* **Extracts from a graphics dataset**
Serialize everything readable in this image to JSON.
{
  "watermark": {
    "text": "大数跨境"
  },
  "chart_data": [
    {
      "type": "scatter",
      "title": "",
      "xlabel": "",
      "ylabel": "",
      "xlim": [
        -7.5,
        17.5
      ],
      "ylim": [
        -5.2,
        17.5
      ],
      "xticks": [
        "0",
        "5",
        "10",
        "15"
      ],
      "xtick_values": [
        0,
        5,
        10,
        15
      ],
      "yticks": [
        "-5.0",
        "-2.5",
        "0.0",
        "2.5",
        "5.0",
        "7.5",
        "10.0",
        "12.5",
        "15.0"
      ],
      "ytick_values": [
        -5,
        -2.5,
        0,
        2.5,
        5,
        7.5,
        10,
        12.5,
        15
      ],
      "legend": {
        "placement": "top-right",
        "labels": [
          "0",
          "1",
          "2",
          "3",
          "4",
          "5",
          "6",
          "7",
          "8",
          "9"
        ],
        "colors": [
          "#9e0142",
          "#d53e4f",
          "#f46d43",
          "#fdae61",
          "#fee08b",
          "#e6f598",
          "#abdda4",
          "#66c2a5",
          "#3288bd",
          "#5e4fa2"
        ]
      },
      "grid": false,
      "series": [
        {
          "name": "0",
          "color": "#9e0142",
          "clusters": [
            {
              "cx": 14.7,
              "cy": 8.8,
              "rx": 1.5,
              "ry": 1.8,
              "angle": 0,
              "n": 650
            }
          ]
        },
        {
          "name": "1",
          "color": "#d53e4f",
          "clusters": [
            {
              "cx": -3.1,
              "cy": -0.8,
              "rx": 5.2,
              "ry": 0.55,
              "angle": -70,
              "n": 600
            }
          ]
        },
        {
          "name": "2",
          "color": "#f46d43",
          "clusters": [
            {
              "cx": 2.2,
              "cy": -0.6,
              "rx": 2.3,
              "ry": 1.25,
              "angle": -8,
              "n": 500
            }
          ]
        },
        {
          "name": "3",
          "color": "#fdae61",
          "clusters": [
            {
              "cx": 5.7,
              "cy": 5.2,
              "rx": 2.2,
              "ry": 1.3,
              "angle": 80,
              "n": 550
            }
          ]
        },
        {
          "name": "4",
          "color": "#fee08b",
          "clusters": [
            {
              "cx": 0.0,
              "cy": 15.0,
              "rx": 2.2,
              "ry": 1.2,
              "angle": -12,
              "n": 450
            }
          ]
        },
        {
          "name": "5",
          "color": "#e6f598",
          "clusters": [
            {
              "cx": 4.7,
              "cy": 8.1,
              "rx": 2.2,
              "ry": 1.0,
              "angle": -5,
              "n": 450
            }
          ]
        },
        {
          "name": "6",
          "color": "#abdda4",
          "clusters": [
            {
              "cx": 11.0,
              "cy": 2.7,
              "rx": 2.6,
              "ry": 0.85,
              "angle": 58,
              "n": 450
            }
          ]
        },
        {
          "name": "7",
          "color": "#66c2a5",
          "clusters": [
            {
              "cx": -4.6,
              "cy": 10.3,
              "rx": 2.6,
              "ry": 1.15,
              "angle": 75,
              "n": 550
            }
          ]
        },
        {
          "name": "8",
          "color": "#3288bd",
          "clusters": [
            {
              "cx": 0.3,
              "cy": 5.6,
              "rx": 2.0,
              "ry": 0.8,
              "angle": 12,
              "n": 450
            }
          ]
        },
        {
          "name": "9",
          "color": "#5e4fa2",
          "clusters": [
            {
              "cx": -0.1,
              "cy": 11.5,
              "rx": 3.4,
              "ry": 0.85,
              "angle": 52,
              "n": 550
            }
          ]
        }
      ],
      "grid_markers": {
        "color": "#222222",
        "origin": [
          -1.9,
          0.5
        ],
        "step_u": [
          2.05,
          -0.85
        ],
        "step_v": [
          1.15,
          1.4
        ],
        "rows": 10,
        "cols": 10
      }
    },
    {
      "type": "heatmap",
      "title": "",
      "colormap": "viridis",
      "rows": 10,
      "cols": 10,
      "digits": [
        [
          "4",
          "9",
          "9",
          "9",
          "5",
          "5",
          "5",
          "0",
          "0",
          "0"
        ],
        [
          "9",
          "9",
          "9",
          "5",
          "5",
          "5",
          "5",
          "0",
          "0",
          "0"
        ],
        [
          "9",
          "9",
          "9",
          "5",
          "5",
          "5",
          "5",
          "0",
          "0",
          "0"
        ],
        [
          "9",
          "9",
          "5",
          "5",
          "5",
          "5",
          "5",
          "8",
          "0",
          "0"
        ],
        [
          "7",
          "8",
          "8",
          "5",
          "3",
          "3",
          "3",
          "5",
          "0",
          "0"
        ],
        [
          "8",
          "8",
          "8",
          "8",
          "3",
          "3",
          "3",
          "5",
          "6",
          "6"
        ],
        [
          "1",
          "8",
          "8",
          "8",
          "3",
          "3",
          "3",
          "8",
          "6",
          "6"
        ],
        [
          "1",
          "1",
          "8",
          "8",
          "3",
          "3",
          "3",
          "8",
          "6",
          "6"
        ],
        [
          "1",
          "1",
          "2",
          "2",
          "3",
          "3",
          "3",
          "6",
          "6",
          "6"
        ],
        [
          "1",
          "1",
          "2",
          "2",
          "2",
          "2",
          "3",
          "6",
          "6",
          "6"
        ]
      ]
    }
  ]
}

* **WHAT TO WORK ON**
Return the entries above exactly as they appear.

* **TASK ANSWER**
Serialize everything readable in this image to JSON.
{
  "watermark": {
    "text": "大数跨境"
  },
  "chart_data": [
    {
      "type": "scatter",
      "title": "",
      "xlabel": "",
      "ylabel": "",
      "xlim": [
        -7.5,
        17.5
      ],
      "ylim": [
        -5.2,
        17.5
      ],
      "xticks": [
        "0",
        "5",
        "10",
        "15"
      ],
      "xtick_values": [
        0,
        5,
        10,
        15
      ],
      "yticks": [
        "-5.0",
        "-2.5",
        "0.0",
        "2.5",
        "5.0",
        "7.5",
        "10.0",
        "12.5",
        "15.0"
      ],
      "ytick_values": [
        -5,
        -2.5,
        0,
        2.5,
        5,
        7.5,
        10,
        12.5,
        15
      ],
      "legend": {
        "placement": "top-right",
        "labels": [
          "0",
          "1",
          "2",
          "3",
          "4",
          "5",
          "6",
          "7",
          "8",
          "9"
        ],
        "colors": [
          "#9e0142",
          "#d53e4f",
          "#f46d43",
          "#fdae61",
          "#fee08b",
          "#e6f598",
          "#abdda4",
          "#66c2a5",
          "#3288bd",
          "#5e4fa2"
        ]
      },
      "grid": false,
      "series": [
        {
          "name": "0",
          "color": "#9e0142",
          "clusters": [
            {
              "cx": 14.7,
              "cy": 8.8,
              "rx": 1.5,
              "ry": 1.8,
              "angle": 0,
              "n": 650
            }
          ]
        },
        {
          "name": "1",
          "color": "#d53e4f",
          "clusters": [
            {
              "cx": -3.1,
              "cy": -0.8,
              "rx": 5.2,
              "ry": 0.55,
              "angle": -70,
              "n": 600
            }
          ]
        },
        {
          "name": "2",
          "color": "#f46d43",
          "clusters": [
            {
              "cx": 2.2,
              "cy": -0.6,
              "rx": 2.3,
              "ry": 1.25,
              "angle": -8,
              "n": 500
            }
          ]
        },
        {
          "name": "3",
          "color": "#fdae61",
          "clusters": [
            {
              "cx": 5.7,
              "cy": 5.2,
              "rx": 2.2,
              "ry": 1.3,
              "angle": 80,
              "n": 550
            }
          ]
        },
        {
          "name": "4",
          "color": "#fee08b",
          "clusters": [
            {
              "cx": 0.0,
              "cy": 15.0,
              "rx": 2.2,
              "ry": 1.2,
              "angle": -12,
              "n": 450
            }
          ]
        },
        {
          "name": "5",
          "color": "#e6f598",
          "clusters": [
            {
              "cx": 4.7,
              "cy": 8.1,
              "rx": 2.2,
              "ry": 1.0,
              "angle": -5,
              "n": 450
            }
          ]
        },
        {
          "name": "6",
          "color": "#abdda4",
          "clusters": [
            {
              "cx": 11.0,
              "cy": 2.7,
              "rx": 2.6,
              "ry": 0.85,
              "angle": 58,
              "n": 450
            }
          ]
        },
        {
          "name": "7",
          "color": "#66c2a5",
          "clusters": [
            {
              "cx": -4.6,
              "cy": 10.3,
              "rx": 2.6,
              "ry": 1.15,
              "angle": 75,
              "n": 550
            }
          ]
        },
        {
          "name": "8",
          "color": "#3288bd",
          "clusters": [
            {
              "cx": 0.3,
              "cy": 5.6,
              "rx": 2.0,
              "ry": 0.8,
              "angle": 12,
              "n": 450
            }
          ]
        },
        {
          "name": "9",
          "color": "#5e4fa2",
          "clusters": [
            {
              "cx": -0.1,
              "cy": 11.5,
              "rx": 3.4,
              "ry": 0.85,
              "angle": 52,
              "n": 550
            }
          ]
        }
      ],
      "grid_markers": {
        "color": "#222222",
        "origin": [
          -1.9,
          0.5
        ],
        "step_u": [
          2.05,
          -0.85
        ],
        "step_v": [
          1.15,
          1.4
        ],
        "rows": 10,
        "cols": 10
      }
    },
    {
      "type": "heatmap",
      "title": "",
      "colormap": "viridis",
      "rows": 10,
      "cols": 10,
      "digits": [
        [
          "4",
          "9",
          "9",
          "9",
          "5",
          "5",
          "5",
          "0",
          "0",
          "0"
        ],
        [
          "9",
          "9",
          "9",
          "5",
          "5",
          "5",
          "5",
          "0",
          "0",
          "0"
        ],
        [
          "9",
          "9",
          "9",
          "5",
          "5",
          "5",
          "5",
          "0",
          "0",
          "0"
        ],
        [
          "9",
          "9",
          "5",
          "5",
          "5",
          "5",
          "5",
          "8",
          "0",
          "0"
        ],
        [
          "7",
          "8",
          "8",
          "5",
          "3",
          "3",
          "3",
          "5",
          "0",
          "0"
        ],
        [
          "8",
          "8",
          "8",
          "8",
          "3",
          "3",
          "3",
          "5",
          "6",
          "6"
        ],
        [
          "1",
          "8",
          "8",
          "8",
          "3",
          "3",
          "3",
          "8",
          "6",
          "6"
        ],
        [
          "1",
          "1",
          "8",
          "8",
          "3",
          "3",
          "3",
          "8",
          "6",
          "6"
        ],
        [
          "1",
          "1",
          "2",
          "2",
          "3",
          "3",
          "3",
          "6",
          "6",
          "6"
        ],
        [
          "1",
          "1",
          "2",
          "2",
          "2",
          "2",
          "3",
          "6",
          "6",
          "6"
        ]
      ]
    }
  ]
}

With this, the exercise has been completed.